Data entries

+++

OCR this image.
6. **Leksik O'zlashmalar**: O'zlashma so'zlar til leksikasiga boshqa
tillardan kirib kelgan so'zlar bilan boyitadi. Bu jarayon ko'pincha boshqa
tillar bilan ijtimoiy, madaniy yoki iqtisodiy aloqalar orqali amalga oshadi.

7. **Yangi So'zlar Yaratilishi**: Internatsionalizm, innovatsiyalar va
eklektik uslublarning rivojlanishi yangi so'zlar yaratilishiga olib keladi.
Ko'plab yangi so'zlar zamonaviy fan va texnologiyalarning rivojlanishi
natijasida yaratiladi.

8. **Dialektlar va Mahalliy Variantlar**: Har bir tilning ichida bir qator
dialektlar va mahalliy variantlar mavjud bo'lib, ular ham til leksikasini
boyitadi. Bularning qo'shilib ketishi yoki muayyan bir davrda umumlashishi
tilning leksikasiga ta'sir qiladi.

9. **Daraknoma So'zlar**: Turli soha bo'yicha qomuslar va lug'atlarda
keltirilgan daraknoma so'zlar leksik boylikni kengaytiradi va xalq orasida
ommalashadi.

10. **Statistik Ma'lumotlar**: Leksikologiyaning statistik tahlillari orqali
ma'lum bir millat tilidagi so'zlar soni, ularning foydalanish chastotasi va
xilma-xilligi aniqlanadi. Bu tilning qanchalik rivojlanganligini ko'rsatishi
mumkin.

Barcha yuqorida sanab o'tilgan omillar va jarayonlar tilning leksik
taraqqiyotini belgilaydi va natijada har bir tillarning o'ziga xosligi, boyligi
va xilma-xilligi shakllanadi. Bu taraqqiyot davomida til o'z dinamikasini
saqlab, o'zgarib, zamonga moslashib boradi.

+++

## TASK TO COMPLETE
Each line holding the word "yoki" counts once; report the total and nothing else.

## CORRECT OUTPUT
2